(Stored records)

## Begin

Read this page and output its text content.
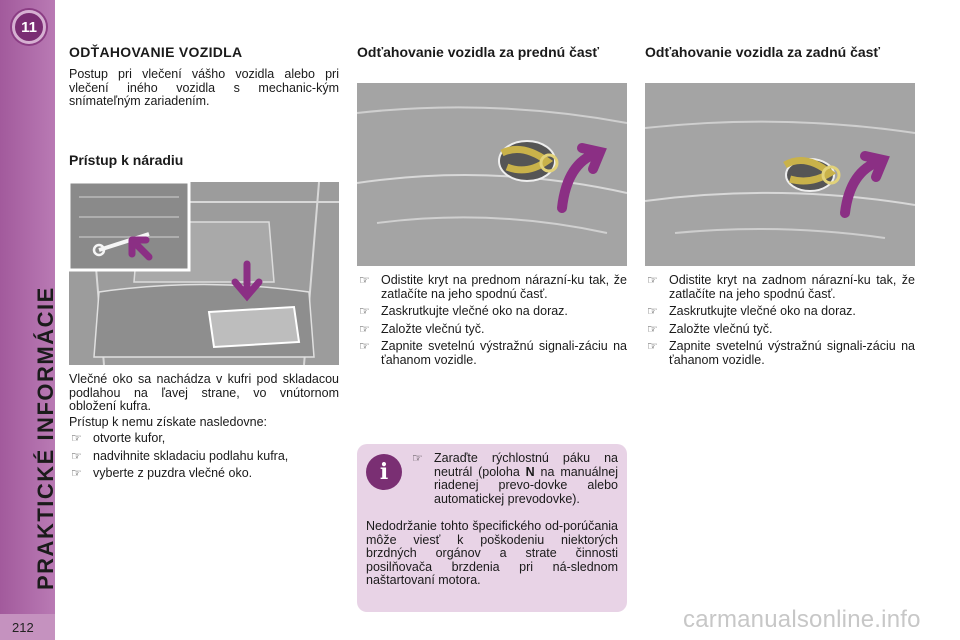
11
PRAKTICKÉ INFORMÁCIE
212
ODŤAHOVANIE VOZIDLA
Postup pri vlečení vášho vozidla alebo pri vlečení iného vozidla s mechanic-kým snímateľným zariadením.
Prístup k náradiu
Vlečné oko sa nachádza v kufri pod skladacou podlahou na ľavej strane, vo vnútornom obložení kufra.
Prístup k nemu získate nasledovne:
☞ otvorte kufor,
☞ nadvihnite skladaciu podlahu kufra,
☞ vyberte z puzdra vlečné oko.
Odťahovanie vozidla za prednú časť
☞ Odistite kryt na prednom nárazní-ku tak, že zatlačíte na jeho spodnú časť.
☞ Zaskrutkujte vlečné oko na doraz.
☞ Založte vlečnú tyč.
☞ Zapnite svetelnú výstražnú signali-záciu na ťahanom vozidle.
Odťahovanie vozidla za zadnú časť
☞ Odistite kryt na zadnom nárazní-ku tak, že zatlačíte na jeho spodnú časť.
☞ Zaskrutkujte vlečné oko na doraz.
☞ Založte vlečnú tyč.
☞ Zapnite svetelnú výstražnú signali-záciu na ťahanom vozidle.
i
☞ Zaraďte rýchlostnú páku na neutrál (poloha N na manuálnej riadenej prevo-dovke alebo automatickej prevodovke).
Nedodržanie tohto špecifického od-porúčania môže viesť k poškodeniu niektorých brzdných orgánov a strate činnosti posilňovača brzdenia pri ná-slednom naštartovaní motora.
carmanualsonline.info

## End

• What you need to do:
Please write out all of the material above without changing a word, and omit any pictures.

• Full response:
Read this page and output its text content.
11
PRAKTICKÉ INFORMÁCIE
212
ODŤAHOVANIE VOZIDLA
Postup pri vlečení vášho vozidla alebo pri vlečení iného vozidla s mechanic-kým snímateľným zariadením.
Prístup k náradiu
Vlečné oko sa nachádza v kufri pod skladacou podlahou na ľavej strane, vo vnútornom obložení kufra.
Prístup k nemu získate nasledovne:
☞ otvorte kufor,
☞ nadvihnite skladaciu podlahu kufra,
☞ vyberte z puzdra vlečné oko.
Odťahovanie vozidla za prednú časť
☞ Odistite kryt na prednom nárazní-ku tak, že zatlačíte na jeho spodnú časť.
☞ Zaskrutkujte vlečné oko na doraz.
☞ Založte vlečnú tyč.
☞ Zapnite svetelnú výstražnú signali-záciu na ťahanom vozidle.
Odťahovanie vozidla za zadnú časť
☞ Odistite kryt na zadnom nárazní-ku tak, že zatlačíte na jeho spodnú časť.
☞ Zaskrutkujte vlečné oko na doraz.
☞ Založte vlečnú tyč.
☞ Zapnite svetelnú výstražnú signali-záciu na ťahanom vozidle.
i
☞ Zaraďte rýchlostnú páku na neutrál (poloha N na manuálnej riadenej prevo-dovke alebo automatickej prevodovke).
Nedodržanie tohto špecifického od-porúčania môže viesť k poškodeniu niektorých brzdných orgánov a strate činnosti posilňovača brzdenia pri ná-slednom naštartovaní motora.
carmanualsonline.info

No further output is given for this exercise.